◆ Required task a: Could you copy word for word the rows of the collection entries that open with the one containing "x-tick-label-09: 09 xyxy=(133,930,153,950)" and close with the one containing "start-label-noruega: €28.930 xyxy=(48,517,109,536)"?

☆ ☆ ☆ ☆ ☆

My question is how does it work for this case? How 0 < 0 == 0 is considered False?
>>> 0 < 0 == 0
False
>>> (0) < (0 == 0)
True
>>> (0 < 0) == 0
True
>>> 0 < (0 == 0)
True
I believe Python has special case handling for sequences of relational operators to make range comparisons easy to express. It's much nicer to be able to say 0 < x <= 5 than to say (0 < x) and (x <= 5).
These are called chained comparisons. And that's a link to the documentation for them.
With the other cases you talk about, the parentheses force one relational operator to be applied before the other, and so they are no longer chained comparisons. And since True and False have values as integers you get the answers you do out of the parenthesized versions.
Because
(0 < 0) and (0 == 0)
is False. You can chain together comparison operators and they are automatically expanded out into the pairwise comparisons.
EDIT -- clarification about True and False in Python
In Python True and False are just instances of bool, which is a subclass of int. In other words, True really is just 1.
The point of this is that you can use the result of a boolean comparison exactly like an integer. This leads to confusing things like
>>> (1==1)+(1==1)
2
>>> (2<1)<1
True
But these will only happen if you parenthesise the comparisons so that they are evaluated first. Otherwise Python will expand out the comparison operators.

☆ ☆ ☆ ☆ ☆

◆ Required task b:
Answer these about the chained comparisons thread:
(i) What does the expression 0 < 0 == 0 return in the thread?
(ii) Of which type is bool said to be a subclass?
(iii) What result is shown for (1==1)+(1==1)?

◆ Collection entries:
☆ ☆ ☆ ☆ ☆

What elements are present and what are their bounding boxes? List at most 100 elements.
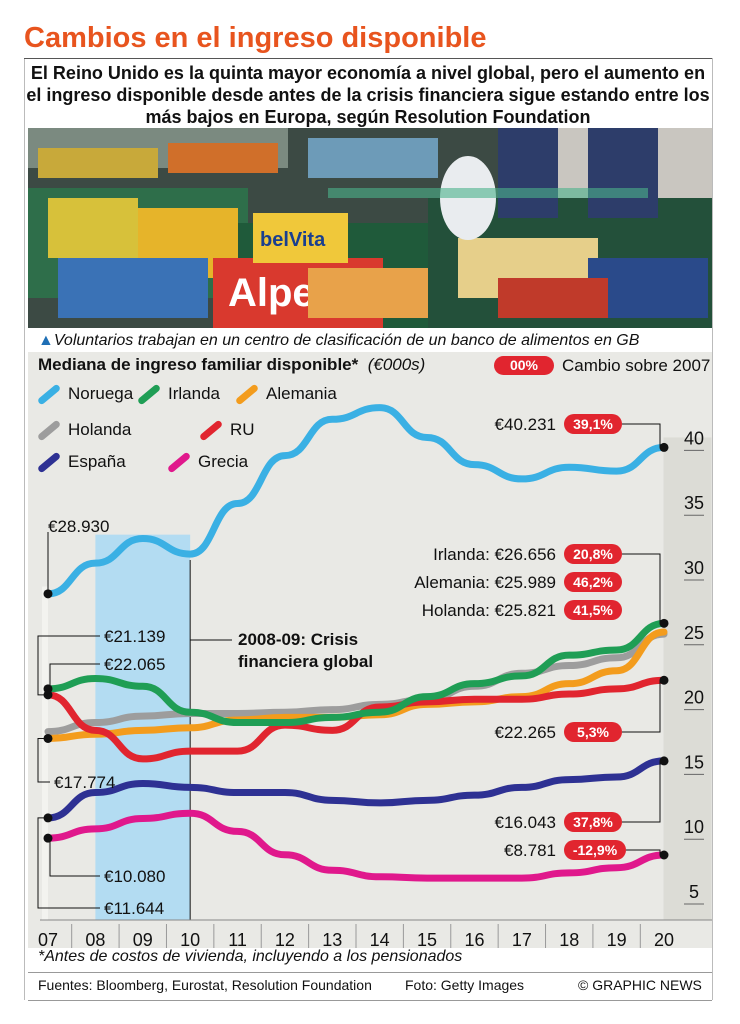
x-tick-label-09: 09 xyxy=(133,930,153,950)
start-leader-alemania xyxy=(37,737,50,783)
start-label-alemania: €17.774 xyxy=(54,773,115,792)
end-label-noruega: €40.231 xyxy=(495,415,556,434)
start-leader-grecia xyxy=(48,837,100,877)
legend-item-grecia: Grecia xyxy=(166,451,248,474)
change-pill-noruega xyxy=(564,414,622,434)
legend-item-ru: RU xyxy=(198,419,255,442)
start-leader-ru xyxy=(37,635,100,696)
x-tick-label-07: 07 xyxy=(38,930,58,950)
start-label-noruega: €28.930 xyxy=(48,517,109,536)
x-tick-label-15: 15 xyxy=(417,930,437,950)
change-pill-text-noruega: 39,1% xyxy=(573,416,613,432)
start-label-españa: €11.644 xyxy=(104,899,164,918)
change-pill-text-holanda: 41,5% xyxy=(573,602,613,618)
series-line-holanda xyxy=(44,630,668,736)
crisis-label-line-1: 2008-09: Crisis xyxy=(238,630,358,649)
y-tick-label-35: 35 xyxy=(684,493,704,513)
page-title: Cambios en el ingreso disponible xyxy=(24,22,487,54)
change-pill-text-irlanda: 20,8% xyxy=(573,546,613,562)
end-label-irlanda: Irlanda: €26.656 xyxy=(433,545,556,564)
first-year-column xyxy=(42,586,48,920)
crisis-label-line-2: financiera global xyxy=(238,652,373,671)
end-label-españa: €16.043 xyxy=(495,813,556,832)
series-line-noruega xyxy=(44,404,668,598)
x-tick-label-12: 12 xyxy=(275,930,295,950)
change-pill-text-grecia: -12,9% xyxy=(573,842,618,858)
end-dot-españa xyxy=(659,756,669,766)
legend-label: RU xyxy=(230,420,255,439)
chart-title-main: Mediana de ingreso familiar disponible* xyxy=(38,355,359,374)
triangle-icon: ▲ xyxy=(38,332,54,349)
end-label-alemania: Alemania: €25.989 xyxy=(414,573,556,592)
series-line-españa xyxy=(44,757,668,822)
legend-item-irlanda: Irlanda xyxy=(136,383,220,406)
belvita-box-brand: belVita xyxy=(260,229,326,251)
legend-label: Noruega xyxy=(68,384,134,403)
change-pill-text-alemania: 46,2% xyxy=(573,574,613,590)
end-dot-ru xyxy=(659,675,669,685)
x-tick-label-10: 10 xyxy=(180,930,200,950)
series-line-grecia xyxy=(44,809,668,882)
copyright: © GRAPHIC NEWS xyxy=(578,977,702,993)
x-tick-label-13: 13 xyxy=(322,930,342,950)
y-tick-label-30: 30 xyxy=(684,558,704,578)
y-tick-label-40: 40 xyxy=(684,428,704,448)
legend-label: Alemania xyxy=(266,384,337,403)
change-pill-grecia xyxy=(564,840,626,860)
footer-divider xyxy=(28,972,712,973)
page-subtitle: El Reino Unido es la quinta mayor econom… xyxy=(26,63,710,127)
food-bank-photo: Alpen belVita xyxy=(28,128,712,328)
x-tick-label-14: 14 xyxy=(370,930,390,950)
change-pill-holanda xyxy=(564,600,622,620)
food-bank-photo-illustration: Alpen belVita xyxy=(28,128,712,328)
legend-label: Irlanda xyxy=(168,384,220,403)
end-dot-noruega xyxy=(659,442,669,452)
change-pill-ru xyxy=(564,722,622,742)
x-tick-label-11: 11 xyxy=(228,930,247,950)
change-pill-alemania xyxy=(564,572,622,592)
y-tick-label-15: 15 xyxy=(684,752,704,772)
x-tick-label-20: 20 xyxy=(654,930,674,950)
change-pill-españa xyxy=(564,812,622,832)
series-line-ru xyxy=(44,676,668,763)
y-tick-label-10: 10 xyxy=(684,817,704,837)
series-line-irlanda xyxy=(44,619,668,727)
start-label-irlanda: €22.065 xyxy=(104,655,165,674)
end-dot-irlanda xyxy=(659,618,669,628)
legend-item-espana: España xyxy=(36,451,126,474)
y-tick-label-25: 25 xyxy=(684,623,704,643)
legend-item-noruega: Noruega xyxy=(36,383,134,406)
frame-right-border xyxy=(712,58,713,1000)
y-tick-label-5: 5 xyxy=(689,882,699,902)
end-label-holanda: Holanda: €25.821 xyxy=(422,601,556,620)
end-label-ru: €22.265 xyxy=(495,723,556,742)
end-leader-españa xyxy=(622,760,661,823)
x-tick-label-08: 08 xyxy=(85,930,105,950)
legend-item-alemania: Alemania xyxy=(234,383,337,406)
frame-left-border xyxy=(24,58,25,1000)
change-pill-text-ru: 5,3% xyxy=(577,724,609,740)
photo-caption-text: Voluntarios trabajan en un centro de cla… xyxy=(53,332,640,349)
legend-label: España xyxy=(68,452,126,471)
photo-caption: ▲Voluntarios trabajan en un centro de cl… xyxy=(38,332,639,350)
start-leader-irlanda xyxy=(48,663,100,690)
start-label-ru: €21.139 xyxy=(104,627,165,646)
end-dot-grecia xyxy=(659,850,669,860)
end-label-grecia: €8.781 xyxy=(504,841,556,860)
chart-title-unit: (€000s) xyxy=(367,355,426,374)
change-legend-pill: 00% xyxy=(494,356,554,375)
start-leader-españa xyxy=(37,817,100,909)
chart-footnote: *Antes de costos de vivienda, incluyendo… xyxy=(38,948,463,965)
start-label-grecia: €10.080 xyxy=(104,867,165,886)
chart-title: Mediana de ingreso familiar disponible* … xyxy=(38,355,425,375)
change-legend-text: Cambio sobre 2007 xyxy=(562,356,711,375)
end-leader-irlanda xyxy=(622,553,661,624)
change-pill-text-españa: 37,8% xyxy=(573,814,613,830)
end-leader-ru xyxy=(622,680,661,733)
frame-bottom-border xyxy=(28,1000,712,1001)
x-tick-label-16: 16 xyxy=(464,930,484,950)
end-leader-noruega xyxy=(622,423,661,448)
sources-text: Fuentes: Bloomberg, Eurostat, Resolution… xyxy=(38,977,372,993)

☆ ☆ ☆ ☆ ☆

◆ Exercise solution a:
x-tick-label-09: 09 xyxy=(133,930,153,950)
start-leader-alemania xyxy=(37,737,50,783)
start-label-alemania: €17.774 xyxy=(54,773,115,792)
end-label-noruega: €40.231 xyxy=(495,415,556,434)
start-leader-grecia xyxy=(48,837,100,877)
legend-item-grecia: Grecia xyxy=(166,451,248,474)
change-pill-noruega xyxy=(564,414,622,434)
legend-item-ru: RU xyxy=(198,419,255,442)
start-leader-ru xyxy=(37,635,100,696)
x-tick-label-07: 07 xyxy=(38,930,58,950)
start-label-noruega: €28.930 xyxy=(48,517,109,536)

◆ Exercise solution b:
(i) False
(ii) int
(iii) 2